**Задание**
Выберите среди строк ниже все, где есть слово «built», и перепишите их.

**Данные упражнения**
----

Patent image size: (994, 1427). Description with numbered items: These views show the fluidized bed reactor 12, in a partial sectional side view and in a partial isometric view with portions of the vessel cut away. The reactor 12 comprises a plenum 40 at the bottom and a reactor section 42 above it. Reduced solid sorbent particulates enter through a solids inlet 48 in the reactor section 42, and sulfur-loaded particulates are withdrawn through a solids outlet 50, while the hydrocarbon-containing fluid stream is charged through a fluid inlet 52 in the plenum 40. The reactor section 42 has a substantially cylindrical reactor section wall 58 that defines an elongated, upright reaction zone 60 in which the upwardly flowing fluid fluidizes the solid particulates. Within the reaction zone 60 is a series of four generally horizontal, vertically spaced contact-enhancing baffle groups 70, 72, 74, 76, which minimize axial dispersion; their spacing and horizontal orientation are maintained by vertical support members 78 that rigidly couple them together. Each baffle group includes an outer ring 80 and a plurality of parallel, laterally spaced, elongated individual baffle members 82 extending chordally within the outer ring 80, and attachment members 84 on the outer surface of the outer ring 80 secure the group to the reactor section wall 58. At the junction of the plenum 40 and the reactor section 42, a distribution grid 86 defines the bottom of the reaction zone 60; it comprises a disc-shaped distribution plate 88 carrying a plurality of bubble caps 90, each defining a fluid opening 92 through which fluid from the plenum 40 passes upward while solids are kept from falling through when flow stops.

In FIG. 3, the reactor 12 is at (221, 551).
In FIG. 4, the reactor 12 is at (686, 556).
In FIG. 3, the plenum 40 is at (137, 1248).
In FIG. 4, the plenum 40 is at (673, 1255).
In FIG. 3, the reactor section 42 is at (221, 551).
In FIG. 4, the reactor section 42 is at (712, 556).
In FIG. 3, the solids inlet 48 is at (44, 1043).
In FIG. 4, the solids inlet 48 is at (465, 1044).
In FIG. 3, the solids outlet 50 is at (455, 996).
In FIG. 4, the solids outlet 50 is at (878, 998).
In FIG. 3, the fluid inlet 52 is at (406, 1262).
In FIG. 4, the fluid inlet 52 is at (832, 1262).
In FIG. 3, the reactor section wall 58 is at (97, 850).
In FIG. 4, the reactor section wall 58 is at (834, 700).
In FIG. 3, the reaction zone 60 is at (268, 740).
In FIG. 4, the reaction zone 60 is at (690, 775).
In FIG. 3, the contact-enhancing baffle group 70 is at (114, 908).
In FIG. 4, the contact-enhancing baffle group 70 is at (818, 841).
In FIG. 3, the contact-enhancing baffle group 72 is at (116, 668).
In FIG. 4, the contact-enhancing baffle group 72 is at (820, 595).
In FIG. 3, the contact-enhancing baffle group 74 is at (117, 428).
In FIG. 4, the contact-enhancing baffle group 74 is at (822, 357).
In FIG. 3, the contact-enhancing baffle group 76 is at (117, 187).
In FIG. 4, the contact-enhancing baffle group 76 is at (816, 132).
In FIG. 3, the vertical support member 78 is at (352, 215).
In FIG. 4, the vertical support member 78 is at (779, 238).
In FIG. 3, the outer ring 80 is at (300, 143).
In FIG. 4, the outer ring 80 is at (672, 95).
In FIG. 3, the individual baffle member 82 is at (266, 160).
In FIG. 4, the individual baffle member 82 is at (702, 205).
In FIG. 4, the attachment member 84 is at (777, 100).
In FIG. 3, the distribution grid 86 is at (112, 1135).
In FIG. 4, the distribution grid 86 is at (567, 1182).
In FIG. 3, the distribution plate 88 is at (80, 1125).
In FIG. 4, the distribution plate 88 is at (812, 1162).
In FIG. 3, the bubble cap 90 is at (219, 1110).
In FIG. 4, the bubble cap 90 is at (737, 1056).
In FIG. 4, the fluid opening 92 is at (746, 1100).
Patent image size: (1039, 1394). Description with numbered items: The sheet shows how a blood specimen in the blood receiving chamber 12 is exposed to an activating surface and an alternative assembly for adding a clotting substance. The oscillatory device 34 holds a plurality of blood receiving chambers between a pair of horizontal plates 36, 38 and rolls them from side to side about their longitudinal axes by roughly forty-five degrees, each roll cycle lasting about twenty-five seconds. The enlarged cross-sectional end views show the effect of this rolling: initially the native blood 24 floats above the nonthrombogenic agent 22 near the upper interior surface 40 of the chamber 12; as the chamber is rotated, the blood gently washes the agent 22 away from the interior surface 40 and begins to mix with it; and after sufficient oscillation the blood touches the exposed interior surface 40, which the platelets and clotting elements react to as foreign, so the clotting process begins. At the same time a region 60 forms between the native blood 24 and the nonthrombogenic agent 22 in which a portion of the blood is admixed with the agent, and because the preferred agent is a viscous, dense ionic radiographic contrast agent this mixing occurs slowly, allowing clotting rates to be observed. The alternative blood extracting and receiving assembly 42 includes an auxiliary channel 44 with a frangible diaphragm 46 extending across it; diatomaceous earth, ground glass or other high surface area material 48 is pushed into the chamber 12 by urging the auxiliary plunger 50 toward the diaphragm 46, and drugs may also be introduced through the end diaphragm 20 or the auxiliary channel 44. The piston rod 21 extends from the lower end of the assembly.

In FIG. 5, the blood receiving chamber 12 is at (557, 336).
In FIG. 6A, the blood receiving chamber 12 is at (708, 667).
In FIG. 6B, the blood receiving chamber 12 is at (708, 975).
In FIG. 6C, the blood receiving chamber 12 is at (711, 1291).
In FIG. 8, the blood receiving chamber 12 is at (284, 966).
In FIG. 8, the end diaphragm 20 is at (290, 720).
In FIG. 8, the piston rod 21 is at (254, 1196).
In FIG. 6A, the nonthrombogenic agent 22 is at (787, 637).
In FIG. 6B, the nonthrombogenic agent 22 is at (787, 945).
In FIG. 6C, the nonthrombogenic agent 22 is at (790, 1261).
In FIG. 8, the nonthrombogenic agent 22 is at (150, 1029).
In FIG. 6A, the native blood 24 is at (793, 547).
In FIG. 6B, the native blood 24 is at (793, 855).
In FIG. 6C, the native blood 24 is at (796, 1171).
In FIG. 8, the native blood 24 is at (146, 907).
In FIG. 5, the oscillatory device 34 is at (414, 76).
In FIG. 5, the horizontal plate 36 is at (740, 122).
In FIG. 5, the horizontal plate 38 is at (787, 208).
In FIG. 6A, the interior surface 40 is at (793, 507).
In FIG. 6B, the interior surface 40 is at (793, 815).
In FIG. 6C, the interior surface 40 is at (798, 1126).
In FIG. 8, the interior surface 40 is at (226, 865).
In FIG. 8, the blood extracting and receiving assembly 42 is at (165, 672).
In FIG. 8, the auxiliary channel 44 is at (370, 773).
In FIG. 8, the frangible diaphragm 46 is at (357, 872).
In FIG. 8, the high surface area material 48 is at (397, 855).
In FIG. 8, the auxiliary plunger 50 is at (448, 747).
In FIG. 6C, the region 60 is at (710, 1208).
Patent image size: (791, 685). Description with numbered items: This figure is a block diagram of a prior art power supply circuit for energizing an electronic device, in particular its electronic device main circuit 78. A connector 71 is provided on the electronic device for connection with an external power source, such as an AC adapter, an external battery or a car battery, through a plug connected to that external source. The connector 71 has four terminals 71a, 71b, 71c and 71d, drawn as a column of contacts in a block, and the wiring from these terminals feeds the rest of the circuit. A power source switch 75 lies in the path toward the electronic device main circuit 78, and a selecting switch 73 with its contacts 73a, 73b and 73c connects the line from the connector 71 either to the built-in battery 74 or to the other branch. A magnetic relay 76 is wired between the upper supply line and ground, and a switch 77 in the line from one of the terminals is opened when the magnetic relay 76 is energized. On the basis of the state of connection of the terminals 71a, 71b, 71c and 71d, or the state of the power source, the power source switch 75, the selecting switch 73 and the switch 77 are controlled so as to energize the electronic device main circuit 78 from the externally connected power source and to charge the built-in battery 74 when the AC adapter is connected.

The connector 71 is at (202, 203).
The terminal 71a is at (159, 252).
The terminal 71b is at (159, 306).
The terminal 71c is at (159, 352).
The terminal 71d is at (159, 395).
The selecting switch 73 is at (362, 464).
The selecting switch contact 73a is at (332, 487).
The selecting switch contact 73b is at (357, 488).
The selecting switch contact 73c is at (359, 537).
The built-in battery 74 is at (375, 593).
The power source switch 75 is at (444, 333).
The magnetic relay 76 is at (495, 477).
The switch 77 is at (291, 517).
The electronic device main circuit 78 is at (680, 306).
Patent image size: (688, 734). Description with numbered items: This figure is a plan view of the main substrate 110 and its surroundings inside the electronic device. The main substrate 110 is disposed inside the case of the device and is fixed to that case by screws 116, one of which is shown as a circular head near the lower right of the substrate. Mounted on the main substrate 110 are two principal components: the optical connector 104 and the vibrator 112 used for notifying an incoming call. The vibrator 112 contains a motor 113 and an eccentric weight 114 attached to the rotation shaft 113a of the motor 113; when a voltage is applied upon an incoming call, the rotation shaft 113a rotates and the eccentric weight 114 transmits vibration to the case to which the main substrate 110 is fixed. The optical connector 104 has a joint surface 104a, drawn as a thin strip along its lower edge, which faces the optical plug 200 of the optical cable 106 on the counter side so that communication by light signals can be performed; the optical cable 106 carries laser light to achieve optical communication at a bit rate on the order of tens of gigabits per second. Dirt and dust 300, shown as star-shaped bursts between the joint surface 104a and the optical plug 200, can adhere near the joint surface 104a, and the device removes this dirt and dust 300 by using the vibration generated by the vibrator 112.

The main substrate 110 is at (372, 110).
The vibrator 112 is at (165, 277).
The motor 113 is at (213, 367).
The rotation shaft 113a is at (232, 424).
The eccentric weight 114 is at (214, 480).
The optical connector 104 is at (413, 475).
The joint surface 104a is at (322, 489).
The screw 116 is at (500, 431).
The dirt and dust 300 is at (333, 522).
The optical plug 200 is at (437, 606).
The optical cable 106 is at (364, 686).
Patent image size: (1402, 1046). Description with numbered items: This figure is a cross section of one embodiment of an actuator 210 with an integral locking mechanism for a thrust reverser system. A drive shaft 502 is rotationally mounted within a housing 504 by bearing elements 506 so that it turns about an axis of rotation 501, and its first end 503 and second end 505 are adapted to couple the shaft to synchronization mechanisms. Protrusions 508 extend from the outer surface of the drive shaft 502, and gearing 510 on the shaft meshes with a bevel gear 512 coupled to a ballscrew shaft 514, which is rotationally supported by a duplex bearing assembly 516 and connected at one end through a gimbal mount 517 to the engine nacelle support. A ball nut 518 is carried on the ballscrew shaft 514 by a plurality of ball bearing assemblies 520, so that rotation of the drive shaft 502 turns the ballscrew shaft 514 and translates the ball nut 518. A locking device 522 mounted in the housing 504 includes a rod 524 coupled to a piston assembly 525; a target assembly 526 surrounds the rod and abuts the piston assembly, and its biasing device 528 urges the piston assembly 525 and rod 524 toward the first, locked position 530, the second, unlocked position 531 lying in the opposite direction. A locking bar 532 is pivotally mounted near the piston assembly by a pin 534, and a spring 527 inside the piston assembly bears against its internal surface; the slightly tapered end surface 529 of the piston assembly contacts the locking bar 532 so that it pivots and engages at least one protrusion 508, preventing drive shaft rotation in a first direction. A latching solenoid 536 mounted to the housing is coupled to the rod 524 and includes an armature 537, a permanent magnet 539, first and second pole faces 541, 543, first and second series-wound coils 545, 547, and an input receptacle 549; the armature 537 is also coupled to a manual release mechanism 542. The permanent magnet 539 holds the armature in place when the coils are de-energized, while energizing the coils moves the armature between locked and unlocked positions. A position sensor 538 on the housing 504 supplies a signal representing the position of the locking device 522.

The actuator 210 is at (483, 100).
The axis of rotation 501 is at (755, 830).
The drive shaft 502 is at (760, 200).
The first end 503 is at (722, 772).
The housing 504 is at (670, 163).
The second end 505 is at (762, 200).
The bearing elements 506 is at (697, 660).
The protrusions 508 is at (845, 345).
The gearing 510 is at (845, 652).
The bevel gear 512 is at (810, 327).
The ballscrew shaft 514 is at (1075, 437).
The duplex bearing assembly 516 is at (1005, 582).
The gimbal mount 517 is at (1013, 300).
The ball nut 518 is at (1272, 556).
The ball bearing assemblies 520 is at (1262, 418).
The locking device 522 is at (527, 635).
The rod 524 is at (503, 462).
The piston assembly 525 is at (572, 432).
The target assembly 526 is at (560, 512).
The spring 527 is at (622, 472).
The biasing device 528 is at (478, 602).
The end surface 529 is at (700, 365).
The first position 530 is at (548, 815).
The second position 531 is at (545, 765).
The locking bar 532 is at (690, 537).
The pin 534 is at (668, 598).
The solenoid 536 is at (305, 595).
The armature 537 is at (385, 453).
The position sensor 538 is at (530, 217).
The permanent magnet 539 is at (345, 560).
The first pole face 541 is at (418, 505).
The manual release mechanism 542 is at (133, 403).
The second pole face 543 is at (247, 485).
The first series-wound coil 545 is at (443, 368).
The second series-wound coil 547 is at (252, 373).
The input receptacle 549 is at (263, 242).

----

**Ответ**
Patent image size: (791, 685). Description with numbered items: This figure is a block diagram of a prior art power supply circuit for energizing an electronic device, in particular its electronic device main circuit 78. A connector 71 is provided on the electronic device for connection with an external power source, such as an AC adapter, an external battery or a car battery, through a plug connected to that external source. The connector 71 has four terminals 71a, 71b, 71c and 71d, drawn as a column of contacts in a block, and the wiring from these terminals feeds the rest of the circuit. A power source switch 75 lies in the path toward the electronic device main circuit 78, and a selecting switch 73 with its contacts 73a, 73b and 73c connects the line from the connector 71 either to the built-in battery 74 or to the other branch. A magnetic relay 76 is wired between the upper supply line and ground, and a switch 77 in the line from one of the terminals is opened when the magnetic relay 76 is energized. On the basis of the state of connection of the terminals 71a, 71b, 71c and 71d, or the state of the power source, the power source switch 75, the selecting switch 73 and the switch 77 are controlled so as to energize the electronic device main circuit 78 from the externally connected power source and to charge the built-in battery 74 when the AC adapter is connected.
The built-in battery 74 is at (375, 593).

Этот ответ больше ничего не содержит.